Recorded data

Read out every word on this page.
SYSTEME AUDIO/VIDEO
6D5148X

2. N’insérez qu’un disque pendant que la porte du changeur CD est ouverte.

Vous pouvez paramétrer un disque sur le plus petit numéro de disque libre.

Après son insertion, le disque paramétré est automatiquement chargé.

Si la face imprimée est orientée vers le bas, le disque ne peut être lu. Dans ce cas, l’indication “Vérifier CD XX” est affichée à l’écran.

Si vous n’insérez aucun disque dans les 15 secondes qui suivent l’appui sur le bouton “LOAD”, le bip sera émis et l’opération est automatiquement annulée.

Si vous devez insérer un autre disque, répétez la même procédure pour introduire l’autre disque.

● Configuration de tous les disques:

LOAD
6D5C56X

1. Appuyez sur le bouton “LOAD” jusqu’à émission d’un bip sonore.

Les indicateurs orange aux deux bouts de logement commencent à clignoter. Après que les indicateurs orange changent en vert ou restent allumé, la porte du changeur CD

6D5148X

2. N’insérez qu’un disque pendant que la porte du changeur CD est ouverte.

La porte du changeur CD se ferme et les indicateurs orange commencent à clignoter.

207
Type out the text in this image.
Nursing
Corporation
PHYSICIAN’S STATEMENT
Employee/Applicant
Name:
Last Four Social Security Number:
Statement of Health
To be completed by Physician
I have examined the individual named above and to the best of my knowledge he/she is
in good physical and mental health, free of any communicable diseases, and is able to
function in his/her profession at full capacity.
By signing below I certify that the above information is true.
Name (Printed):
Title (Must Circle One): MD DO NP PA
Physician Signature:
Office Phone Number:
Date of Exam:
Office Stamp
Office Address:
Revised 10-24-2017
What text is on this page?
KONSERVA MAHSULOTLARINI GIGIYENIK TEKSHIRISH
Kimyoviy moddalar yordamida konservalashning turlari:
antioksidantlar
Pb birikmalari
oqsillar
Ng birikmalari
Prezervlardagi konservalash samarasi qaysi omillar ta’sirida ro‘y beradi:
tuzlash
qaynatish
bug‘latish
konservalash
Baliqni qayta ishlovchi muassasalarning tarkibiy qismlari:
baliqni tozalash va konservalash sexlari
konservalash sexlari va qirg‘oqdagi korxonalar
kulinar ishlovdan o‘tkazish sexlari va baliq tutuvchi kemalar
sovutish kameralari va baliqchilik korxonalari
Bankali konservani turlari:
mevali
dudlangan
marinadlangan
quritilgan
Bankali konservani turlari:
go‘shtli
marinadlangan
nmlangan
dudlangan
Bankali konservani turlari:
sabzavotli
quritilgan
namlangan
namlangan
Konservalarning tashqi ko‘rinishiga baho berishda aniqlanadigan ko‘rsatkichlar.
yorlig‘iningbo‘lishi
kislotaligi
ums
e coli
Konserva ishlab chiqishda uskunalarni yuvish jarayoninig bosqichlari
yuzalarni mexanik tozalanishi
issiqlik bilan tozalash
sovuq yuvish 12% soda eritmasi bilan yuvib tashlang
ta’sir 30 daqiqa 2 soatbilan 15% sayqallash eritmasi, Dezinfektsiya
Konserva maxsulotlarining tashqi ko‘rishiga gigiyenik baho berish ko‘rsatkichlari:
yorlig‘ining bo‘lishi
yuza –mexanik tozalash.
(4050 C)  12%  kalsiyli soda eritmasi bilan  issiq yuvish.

■ **Task to complete**
Using the listing above, return all lines where the word "Après" occurs.

■ **Right answer**
Après son insertion, le disque paramétré est automatiquement chargé.
Les indicateurs orange aux deux bouts de logement commencent à clignoter. Après que les indicateurs orange changent en vert ou restent allumé, la porte du changeur CD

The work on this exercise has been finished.